►

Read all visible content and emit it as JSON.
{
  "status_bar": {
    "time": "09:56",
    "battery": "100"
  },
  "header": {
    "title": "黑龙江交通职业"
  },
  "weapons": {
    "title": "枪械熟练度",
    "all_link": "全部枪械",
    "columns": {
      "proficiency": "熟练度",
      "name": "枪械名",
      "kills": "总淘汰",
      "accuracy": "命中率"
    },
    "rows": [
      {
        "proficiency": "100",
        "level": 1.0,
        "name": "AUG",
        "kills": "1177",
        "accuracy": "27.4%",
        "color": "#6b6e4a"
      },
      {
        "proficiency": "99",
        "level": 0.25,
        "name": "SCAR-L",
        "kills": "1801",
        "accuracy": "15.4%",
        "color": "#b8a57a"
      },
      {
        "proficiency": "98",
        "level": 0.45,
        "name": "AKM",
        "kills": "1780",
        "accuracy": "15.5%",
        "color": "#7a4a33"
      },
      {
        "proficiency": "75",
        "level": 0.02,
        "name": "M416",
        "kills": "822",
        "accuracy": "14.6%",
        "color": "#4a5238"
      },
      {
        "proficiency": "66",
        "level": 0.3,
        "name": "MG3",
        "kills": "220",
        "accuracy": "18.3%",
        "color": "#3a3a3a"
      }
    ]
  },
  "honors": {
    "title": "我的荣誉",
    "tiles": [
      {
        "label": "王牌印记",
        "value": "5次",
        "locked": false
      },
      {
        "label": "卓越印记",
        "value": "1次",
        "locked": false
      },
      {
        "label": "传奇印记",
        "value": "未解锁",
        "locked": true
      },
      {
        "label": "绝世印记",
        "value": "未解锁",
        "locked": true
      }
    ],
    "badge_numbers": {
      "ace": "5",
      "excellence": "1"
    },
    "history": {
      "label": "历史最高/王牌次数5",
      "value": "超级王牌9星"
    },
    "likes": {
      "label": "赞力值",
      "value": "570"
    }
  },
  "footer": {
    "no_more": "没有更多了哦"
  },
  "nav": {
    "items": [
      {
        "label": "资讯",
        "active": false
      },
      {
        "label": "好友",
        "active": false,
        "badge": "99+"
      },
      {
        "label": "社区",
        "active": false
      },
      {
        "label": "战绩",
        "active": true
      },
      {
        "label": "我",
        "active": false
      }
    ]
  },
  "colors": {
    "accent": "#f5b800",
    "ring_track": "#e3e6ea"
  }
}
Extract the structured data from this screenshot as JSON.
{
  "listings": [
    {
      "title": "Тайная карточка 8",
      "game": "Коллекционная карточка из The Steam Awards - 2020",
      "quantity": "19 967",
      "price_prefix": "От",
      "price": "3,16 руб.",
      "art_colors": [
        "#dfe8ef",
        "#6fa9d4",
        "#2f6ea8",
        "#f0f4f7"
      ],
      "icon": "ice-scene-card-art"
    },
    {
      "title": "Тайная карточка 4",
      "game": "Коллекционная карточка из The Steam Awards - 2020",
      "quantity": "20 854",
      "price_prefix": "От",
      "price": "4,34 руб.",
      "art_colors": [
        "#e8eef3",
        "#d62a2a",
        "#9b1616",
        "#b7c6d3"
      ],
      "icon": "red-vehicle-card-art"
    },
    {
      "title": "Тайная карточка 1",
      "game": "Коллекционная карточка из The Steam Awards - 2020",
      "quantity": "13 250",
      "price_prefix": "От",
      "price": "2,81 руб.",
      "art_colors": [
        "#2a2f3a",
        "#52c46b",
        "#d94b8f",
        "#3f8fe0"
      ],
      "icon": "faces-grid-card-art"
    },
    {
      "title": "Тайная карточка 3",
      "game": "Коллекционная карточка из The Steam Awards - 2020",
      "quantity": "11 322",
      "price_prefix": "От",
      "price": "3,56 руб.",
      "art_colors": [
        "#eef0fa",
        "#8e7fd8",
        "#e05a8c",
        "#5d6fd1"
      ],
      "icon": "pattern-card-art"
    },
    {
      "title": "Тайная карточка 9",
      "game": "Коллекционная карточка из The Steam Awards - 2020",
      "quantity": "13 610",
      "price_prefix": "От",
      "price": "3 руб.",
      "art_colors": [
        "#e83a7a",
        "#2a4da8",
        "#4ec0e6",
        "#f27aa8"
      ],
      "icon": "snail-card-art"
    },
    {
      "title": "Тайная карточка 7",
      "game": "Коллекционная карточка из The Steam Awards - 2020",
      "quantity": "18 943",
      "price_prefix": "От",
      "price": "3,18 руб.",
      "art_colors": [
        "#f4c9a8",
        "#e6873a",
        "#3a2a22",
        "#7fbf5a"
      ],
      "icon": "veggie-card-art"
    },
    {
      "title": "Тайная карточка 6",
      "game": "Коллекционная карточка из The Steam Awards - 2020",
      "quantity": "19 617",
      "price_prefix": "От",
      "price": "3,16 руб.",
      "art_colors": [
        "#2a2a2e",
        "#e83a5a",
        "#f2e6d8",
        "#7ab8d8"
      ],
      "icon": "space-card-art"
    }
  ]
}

◄

▶ **DO THIS**
All lines in the data that contain the word "title" should be copied.

▶ **PROBLEM SOLUTION**
    "title": "黑龙江交通职业"
    "title": "枪械熟练度",
    "title": "我的荣誉",
      "title": "Тайная карточка 8",
      "title": "Тайная карточка 4",
      "title": "Тайная карточка 1",
      "title": "Тайная карточка 3",
      "title": "Тайная карточка 9",
      "title": "Тайная карточка 7",
      "title": "Тайная карточка 6",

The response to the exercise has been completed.